# ROWS
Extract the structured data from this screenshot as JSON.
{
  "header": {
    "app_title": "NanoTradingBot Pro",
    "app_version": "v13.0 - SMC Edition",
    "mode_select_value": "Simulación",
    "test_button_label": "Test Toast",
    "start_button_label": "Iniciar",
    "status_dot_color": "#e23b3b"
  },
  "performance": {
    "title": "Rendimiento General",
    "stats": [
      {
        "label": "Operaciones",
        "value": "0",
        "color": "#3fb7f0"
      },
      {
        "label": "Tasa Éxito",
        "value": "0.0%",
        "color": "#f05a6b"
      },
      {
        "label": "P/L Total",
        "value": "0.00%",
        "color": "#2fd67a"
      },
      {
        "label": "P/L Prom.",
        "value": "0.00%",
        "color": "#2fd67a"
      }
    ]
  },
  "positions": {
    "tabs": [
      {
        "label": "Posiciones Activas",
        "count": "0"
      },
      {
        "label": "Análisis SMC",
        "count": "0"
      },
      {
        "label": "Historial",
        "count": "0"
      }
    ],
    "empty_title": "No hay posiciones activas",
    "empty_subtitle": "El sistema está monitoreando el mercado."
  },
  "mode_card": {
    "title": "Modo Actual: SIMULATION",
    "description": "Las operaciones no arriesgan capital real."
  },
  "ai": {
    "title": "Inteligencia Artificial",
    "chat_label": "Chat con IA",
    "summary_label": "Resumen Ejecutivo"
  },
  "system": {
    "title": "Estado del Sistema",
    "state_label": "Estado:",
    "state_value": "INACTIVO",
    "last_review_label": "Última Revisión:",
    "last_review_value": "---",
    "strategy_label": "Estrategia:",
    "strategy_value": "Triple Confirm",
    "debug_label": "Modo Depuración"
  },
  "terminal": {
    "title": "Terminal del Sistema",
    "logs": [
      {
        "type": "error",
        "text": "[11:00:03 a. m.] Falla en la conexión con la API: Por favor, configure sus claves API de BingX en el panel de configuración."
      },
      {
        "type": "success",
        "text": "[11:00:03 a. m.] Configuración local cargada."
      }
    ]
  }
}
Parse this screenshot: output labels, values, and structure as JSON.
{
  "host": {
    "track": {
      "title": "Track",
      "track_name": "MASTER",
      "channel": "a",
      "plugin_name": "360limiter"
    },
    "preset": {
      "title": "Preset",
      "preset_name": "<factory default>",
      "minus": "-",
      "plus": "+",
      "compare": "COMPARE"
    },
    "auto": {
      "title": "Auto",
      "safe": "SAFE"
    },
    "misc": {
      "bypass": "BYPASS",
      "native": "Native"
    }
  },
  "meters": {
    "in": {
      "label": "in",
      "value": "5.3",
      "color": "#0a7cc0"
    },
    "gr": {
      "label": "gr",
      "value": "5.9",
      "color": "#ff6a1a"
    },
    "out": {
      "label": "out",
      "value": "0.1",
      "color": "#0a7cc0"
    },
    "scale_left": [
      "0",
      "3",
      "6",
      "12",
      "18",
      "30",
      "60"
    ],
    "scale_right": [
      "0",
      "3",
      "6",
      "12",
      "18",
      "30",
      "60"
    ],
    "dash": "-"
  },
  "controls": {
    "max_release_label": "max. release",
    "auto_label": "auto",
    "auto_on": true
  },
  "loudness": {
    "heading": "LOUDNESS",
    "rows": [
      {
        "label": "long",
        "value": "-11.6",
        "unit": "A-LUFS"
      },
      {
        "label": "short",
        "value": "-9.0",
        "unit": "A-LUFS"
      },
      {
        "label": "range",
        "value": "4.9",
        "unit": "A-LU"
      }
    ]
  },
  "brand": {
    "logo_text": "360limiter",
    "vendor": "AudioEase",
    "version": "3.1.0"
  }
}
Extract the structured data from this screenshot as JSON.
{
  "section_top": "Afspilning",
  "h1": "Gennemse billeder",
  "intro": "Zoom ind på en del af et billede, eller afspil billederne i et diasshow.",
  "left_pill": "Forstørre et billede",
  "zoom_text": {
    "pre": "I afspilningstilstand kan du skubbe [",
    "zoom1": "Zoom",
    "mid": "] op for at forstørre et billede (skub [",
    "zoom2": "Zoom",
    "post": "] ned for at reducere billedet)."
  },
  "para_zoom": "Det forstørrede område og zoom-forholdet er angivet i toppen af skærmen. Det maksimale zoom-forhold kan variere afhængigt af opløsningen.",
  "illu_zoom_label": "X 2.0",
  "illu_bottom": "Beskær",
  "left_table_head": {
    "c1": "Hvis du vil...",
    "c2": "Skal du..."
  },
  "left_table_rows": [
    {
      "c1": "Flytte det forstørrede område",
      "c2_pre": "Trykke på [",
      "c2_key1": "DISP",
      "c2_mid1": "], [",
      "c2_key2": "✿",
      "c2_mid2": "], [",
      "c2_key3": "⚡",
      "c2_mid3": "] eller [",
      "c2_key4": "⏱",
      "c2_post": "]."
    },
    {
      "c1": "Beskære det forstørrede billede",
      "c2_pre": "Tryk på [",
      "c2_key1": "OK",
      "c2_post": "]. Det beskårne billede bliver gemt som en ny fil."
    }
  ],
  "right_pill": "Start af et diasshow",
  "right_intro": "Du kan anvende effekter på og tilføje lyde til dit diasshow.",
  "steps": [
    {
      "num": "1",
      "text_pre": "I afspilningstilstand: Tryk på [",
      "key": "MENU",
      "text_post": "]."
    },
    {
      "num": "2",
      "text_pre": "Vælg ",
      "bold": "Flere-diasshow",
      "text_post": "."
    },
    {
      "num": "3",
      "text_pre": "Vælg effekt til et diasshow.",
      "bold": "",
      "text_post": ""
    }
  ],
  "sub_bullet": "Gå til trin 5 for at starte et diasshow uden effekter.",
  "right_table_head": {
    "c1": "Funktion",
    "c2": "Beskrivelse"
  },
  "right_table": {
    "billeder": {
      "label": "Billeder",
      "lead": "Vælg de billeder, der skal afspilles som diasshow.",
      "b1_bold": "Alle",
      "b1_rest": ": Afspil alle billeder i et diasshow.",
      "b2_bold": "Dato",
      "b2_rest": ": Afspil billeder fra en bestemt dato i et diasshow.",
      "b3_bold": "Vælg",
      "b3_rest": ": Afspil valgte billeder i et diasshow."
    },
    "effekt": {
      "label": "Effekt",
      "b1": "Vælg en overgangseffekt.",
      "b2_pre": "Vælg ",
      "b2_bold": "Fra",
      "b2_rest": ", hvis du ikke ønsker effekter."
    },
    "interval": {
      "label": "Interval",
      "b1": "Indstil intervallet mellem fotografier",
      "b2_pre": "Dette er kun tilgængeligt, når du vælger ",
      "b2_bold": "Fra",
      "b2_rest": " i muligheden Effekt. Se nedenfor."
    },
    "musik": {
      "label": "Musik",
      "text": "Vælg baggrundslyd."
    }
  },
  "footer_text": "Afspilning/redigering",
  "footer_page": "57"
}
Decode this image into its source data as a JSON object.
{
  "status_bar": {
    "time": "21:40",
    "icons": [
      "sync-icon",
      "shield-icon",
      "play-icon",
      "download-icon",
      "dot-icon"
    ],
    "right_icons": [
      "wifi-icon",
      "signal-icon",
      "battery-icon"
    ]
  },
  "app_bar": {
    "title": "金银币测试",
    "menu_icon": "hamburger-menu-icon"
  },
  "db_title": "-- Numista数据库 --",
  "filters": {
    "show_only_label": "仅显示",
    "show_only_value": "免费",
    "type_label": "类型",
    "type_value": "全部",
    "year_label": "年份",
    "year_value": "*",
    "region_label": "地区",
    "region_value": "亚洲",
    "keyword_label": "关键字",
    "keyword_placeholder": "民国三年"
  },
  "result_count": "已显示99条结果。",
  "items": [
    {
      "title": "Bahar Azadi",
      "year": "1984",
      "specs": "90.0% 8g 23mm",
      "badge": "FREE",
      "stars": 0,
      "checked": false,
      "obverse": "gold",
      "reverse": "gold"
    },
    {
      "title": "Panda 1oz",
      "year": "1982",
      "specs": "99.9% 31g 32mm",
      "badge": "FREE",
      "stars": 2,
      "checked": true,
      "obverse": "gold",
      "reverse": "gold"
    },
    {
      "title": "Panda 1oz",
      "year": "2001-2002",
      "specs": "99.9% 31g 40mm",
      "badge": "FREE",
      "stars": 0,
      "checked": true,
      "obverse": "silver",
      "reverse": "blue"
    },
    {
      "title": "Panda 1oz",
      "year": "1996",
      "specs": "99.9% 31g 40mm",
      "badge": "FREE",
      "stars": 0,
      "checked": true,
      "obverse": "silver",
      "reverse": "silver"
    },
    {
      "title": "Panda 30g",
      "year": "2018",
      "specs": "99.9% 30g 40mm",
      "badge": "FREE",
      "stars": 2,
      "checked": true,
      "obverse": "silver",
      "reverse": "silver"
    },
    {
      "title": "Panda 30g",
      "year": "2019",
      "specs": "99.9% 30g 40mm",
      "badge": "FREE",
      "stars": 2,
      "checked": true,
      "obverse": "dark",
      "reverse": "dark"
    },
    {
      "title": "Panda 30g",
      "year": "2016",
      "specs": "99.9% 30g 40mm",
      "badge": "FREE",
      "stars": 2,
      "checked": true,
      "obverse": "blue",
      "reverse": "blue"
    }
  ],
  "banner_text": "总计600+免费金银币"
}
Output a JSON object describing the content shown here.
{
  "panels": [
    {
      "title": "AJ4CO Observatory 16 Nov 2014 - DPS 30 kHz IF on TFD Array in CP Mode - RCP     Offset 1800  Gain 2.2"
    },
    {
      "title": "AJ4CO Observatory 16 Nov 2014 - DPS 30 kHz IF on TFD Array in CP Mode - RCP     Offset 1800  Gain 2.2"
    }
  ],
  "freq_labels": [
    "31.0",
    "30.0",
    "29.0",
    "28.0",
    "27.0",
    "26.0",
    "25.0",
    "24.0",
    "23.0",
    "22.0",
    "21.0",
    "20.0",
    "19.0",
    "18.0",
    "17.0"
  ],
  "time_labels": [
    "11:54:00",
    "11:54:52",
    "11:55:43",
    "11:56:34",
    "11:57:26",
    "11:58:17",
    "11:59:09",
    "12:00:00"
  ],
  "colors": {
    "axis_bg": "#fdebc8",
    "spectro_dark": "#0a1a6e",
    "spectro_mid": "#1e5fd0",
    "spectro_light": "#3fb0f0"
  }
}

# DESCRIPTION OF THE TASK
In the entries above, find every line holding the word "JSON" and copy it out.

# ANSWER FOR THIS EXERCISE
Extract the structured data from this screenshot as JSON.
Parse this screenshot: output labels, values, and structure as JSON.
Extract the structured data from this screenshot as JSON.
Decode this image into its source data as a JSON object.
Output a JSON object describing the content shown here.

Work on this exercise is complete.